__TASK PROMPT__.
Only lines holding "edge" are wanted; copy each of them from the records below.

START DATA IN THIS EXERCISE

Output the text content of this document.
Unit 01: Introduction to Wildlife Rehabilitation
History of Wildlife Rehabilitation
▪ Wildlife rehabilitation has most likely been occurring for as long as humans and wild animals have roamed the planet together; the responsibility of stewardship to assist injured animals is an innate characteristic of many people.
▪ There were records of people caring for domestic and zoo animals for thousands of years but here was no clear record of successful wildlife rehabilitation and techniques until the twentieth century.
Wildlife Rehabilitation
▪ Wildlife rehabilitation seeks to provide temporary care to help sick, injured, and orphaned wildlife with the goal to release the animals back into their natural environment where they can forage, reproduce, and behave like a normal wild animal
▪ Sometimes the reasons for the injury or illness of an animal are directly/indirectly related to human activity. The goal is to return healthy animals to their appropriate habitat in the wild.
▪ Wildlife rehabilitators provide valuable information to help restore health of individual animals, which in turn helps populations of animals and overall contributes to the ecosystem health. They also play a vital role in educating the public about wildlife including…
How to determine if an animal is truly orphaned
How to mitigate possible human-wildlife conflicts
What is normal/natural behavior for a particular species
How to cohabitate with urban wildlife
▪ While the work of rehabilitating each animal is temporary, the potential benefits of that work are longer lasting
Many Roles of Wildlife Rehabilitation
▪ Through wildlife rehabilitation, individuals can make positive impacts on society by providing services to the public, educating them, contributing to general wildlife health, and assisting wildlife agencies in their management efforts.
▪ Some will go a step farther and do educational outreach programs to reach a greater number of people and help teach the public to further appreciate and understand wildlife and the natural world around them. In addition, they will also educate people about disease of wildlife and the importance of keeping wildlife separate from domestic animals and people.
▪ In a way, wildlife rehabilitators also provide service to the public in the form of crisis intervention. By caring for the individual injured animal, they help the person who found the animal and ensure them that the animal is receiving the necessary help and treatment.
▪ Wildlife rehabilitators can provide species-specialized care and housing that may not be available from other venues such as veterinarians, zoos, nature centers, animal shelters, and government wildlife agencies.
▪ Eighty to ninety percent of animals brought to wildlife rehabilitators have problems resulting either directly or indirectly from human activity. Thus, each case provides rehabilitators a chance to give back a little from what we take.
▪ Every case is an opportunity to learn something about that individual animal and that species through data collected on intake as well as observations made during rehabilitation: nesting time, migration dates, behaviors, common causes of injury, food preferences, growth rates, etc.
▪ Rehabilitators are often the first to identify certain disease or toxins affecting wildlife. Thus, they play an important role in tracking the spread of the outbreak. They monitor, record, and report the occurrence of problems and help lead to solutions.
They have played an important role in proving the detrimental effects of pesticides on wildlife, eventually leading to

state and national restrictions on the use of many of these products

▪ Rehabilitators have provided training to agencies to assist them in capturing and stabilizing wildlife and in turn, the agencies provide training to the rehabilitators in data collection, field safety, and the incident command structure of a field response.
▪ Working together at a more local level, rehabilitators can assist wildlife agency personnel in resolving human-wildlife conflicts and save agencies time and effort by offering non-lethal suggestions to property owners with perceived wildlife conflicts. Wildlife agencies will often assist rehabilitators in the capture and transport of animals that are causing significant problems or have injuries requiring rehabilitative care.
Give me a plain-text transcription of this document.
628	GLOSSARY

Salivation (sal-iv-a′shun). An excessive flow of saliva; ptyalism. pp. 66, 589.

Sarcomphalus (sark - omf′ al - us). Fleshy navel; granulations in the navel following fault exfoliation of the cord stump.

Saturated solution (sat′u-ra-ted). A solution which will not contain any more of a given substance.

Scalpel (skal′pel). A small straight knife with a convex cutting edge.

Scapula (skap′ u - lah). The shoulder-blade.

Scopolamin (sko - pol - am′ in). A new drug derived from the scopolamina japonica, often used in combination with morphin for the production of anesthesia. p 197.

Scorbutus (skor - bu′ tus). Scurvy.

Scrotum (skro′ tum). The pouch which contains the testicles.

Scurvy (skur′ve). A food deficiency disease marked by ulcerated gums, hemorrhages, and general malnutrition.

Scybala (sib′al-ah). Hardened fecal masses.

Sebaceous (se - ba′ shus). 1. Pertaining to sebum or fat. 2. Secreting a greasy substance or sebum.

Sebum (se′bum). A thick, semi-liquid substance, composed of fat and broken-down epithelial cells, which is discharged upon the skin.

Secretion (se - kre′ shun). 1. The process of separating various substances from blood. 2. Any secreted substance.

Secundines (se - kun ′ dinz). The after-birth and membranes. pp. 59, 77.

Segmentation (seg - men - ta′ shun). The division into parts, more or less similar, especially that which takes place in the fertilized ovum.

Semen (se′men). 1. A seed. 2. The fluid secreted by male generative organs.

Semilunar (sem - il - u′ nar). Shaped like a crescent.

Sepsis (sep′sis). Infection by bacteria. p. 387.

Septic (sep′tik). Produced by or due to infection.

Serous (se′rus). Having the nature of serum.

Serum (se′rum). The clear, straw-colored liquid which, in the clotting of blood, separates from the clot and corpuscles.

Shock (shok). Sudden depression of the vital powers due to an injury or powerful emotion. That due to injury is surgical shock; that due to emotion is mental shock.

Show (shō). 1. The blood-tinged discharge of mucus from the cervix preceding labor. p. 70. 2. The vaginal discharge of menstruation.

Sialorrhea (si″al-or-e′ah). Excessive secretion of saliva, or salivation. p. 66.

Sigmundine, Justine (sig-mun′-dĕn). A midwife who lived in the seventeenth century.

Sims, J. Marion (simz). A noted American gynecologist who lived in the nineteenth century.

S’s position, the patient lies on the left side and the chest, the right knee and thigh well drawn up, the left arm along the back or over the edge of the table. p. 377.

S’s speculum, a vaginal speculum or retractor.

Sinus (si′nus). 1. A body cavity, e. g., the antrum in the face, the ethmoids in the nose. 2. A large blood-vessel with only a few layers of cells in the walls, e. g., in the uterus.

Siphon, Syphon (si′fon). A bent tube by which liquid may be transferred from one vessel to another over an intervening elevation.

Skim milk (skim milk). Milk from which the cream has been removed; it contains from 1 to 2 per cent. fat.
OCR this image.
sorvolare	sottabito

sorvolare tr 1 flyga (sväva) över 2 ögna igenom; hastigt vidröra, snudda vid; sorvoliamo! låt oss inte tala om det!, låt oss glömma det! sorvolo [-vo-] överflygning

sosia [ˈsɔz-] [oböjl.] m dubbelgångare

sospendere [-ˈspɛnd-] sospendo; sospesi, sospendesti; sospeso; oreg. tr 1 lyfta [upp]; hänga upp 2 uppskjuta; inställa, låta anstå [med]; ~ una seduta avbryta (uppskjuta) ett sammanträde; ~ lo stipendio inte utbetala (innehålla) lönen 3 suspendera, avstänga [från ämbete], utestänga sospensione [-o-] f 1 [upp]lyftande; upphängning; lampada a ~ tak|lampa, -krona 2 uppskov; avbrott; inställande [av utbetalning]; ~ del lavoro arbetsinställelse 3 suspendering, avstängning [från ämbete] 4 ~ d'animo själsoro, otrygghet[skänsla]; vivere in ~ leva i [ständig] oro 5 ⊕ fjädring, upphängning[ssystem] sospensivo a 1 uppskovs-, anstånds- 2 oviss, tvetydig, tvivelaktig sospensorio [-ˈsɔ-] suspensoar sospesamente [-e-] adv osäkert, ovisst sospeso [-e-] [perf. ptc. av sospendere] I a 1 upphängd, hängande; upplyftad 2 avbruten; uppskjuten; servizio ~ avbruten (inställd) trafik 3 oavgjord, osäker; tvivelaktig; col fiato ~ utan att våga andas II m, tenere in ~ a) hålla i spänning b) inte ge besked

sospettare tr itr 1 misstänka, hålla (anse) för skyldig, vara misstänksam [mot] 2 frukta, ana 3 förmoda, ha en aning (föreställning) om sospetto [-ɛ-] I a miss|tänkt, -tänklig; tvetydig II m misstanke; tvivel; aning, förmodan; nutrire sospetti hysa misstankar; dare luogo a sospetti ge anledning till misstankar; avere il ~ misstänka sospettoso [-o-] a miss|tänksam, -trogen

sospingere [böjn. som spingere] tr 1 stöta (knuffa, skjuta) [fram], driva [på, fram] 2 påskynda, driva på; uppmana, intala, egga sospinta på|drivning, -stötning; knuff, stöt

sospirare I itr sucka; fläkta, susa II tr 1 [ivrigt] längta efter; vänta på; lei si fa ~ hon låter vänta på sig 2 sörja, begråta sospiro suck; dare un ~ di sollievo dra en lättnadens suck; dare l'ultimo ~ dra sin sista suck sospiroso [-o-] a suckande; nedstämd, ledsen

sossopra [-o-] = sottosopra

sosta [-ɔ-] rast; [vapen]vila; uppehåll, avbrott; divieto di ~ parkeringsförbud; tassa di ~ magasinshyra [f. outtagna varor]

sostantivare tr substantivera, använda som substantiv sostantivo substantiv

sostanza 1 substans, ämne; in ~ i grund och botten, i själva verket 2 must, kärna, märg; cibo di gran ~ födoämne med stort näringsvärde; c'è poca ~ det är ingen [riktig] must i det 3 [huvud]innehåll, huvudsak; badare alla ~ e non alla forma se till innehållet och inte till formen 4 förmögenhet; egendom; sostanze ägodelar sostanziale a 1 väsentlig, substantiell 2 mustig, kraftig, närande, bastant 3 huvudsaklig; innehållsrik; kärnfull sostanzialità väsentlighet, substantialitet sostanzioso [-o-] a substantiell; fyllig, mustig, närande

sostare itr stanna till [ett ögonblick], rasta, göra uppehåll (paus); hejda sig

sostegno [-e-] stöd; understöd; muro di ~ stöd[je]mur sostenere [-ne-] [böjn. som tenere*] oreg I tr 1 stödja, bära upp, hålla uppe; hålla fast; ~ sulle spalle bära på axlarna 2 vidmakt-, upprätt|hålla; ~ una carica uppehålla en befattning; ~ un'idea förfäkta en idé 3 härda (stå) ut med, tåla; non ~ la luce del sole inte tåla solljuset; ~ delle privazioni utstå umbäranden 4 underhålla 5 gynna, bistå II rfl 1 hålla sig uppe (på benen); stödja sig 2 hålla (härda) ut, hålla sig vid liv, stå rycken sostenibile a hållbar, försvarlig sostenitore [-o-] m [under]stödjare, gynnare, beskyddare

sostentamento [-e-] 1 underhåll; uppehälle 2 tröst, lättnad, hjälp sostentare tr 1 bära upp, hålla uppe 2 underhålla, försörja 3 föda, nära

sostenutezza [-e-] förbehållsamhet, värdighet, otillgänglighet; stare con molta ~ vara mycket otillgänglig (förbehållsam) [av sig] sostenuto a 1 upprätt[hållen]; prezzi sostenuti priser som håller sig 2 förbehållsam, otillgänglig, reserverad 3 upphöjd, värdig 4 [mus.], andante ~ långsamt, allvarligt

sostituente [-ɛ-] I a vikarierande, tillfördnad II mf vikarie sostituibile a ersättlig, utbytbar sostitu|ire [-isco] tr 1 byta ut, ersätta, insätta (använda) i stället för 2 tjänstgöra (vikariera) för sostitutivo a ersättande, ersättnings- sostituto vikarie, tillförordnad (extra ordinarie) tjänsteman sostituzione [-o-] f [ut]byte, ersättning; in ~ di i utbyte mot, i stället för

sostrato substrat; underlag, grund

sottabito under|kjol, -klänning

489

END DATA IN THIS EXERCISE

__RESULT FOR THIS TASK__.
Scalpel (skal′pel). A small straight knife with a convex cutting edge.
S’s position, the patient lies on the left side and the chest, the right knee and thigh well drawn up, the left arm along the back or over the edge of the table. p. 377.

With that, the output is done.